Work to be completed: Transcribe the data below word for word and omit any pictures.

-- start of Records for this exercise --

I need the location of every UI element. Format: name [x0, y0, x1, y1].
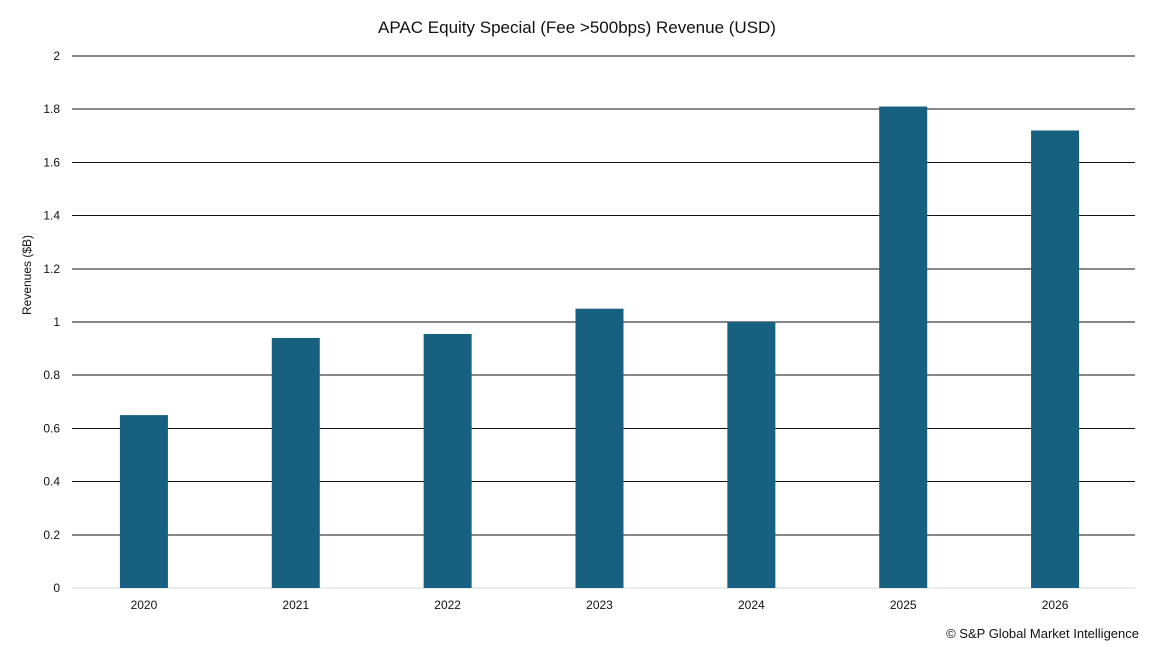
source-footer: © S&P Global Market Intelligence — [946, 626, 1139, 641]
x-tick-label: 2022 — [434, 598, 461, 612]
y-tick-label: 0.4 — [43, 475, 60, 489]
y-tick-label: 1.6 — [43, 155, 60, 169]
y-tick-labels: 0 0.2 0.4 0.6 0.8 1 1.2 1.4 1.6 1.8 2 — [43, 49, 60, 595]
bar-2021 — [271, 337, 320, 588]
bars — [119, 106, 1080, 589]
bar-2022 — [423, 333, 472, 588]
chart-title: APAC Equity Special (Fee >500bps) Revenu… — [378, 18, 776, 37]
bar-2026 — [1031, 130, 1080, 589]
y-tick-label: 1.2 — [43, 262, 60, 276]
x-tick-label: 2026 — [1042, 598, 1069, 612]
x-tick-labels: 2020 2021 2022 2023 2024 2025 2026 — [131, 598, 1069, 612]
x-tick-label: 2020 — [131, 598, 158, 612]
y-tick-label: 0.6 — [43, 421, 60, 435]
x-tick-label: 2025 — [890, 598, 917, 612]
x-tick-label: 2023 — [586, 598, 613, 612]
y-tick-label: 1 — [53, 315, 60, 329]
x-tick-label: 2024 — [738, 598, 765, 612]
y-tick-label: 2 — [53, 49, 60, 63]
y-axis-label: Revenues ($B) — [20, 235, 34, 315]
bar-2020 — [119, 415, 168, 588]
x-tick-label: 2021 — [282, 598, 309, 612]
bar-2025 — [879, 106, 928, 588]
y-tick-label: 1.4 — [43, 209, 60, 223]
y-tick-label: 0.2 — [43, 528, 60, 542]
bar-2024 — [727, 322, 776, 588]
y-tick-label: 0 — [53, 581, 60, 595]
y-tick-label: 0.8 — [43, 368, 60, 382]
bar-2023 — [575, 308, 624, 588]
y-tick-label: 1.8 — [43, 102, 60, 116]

-- end of Records for this exercise --

Solution to this task:
I need the location of every UI element. Format: name [x0, y0, x1, y1].
source-footer: © S&P Global Market Intelligence — [946, 626, 1139, 641]
x-tick-label: 2022 — [434, 598, 461, 612]
y-tick-label: 0.4 — [43, 475, 60, 489]
y-tick-label: 1.6 — [43, 155, 60, 169]
y-tick-labels: 0 0.2 0.4 0.6 0.8 1 1.2 1.4 1.6 1.8 2 — [43, 49, 60, 595]
bar-2021 — [271, 337, 320, 588]
bars — [119, 106, 1080, 589]
bar-2022 — [423, 333, 472, 588]
chart-title: APAC Equity Special (Fee >500bps) Revenu… — [378, 18, 776, 37]
bar-2026 — [1031, 130, 1080, 589]
y-tick-label: 1.2 — [43, 262, 60, 276]
x-tick-label: 2026 — [1042, 598, 1069, 612]
x-tick-labels: 2020 2021 2022 2023 2024 2025 2026 — [131, 598, 1069, 612]
x-tick-label: 2020 — [131, 598, 158, 612]
y-tick-label: 0.6 — [43, 421, 60, 435]
x-tick-label: 2025 — [890, 598, 917, 612]
x-tick-label: 2023 — [586, 598, 613, 612]
y-tick-label: 1 — [53, 315, 60, 329]
x-tick-label: 2024 — [738, 598, 765, 612]
y-tick-label: 2 — [53, 49, 60, 63]
y-axis-label: Revenues ($B) — [20, 235, 34, 315]
bar-2020 — [119, 415, 168, 588]
x-tick-label: 2021 — [282, 598, 309, 612]
bar-2025 — [879, 106, 928, 588]
y-tick-label: 1.4 — [43, 209, 60, 223]
y-tick-label: 0.2 — [43, 528, 60, 542]
bar-2024 — [727, 322, 776, 588]
y-tick-label: 0 — [53, 581, 60, 595]
y-tick-label: 0.8 — [43, 368, 60, 382]
bar-2023 — [575, 308, 624, 588]
y-tick-label: 1.8 — [43, 102, 60, 116]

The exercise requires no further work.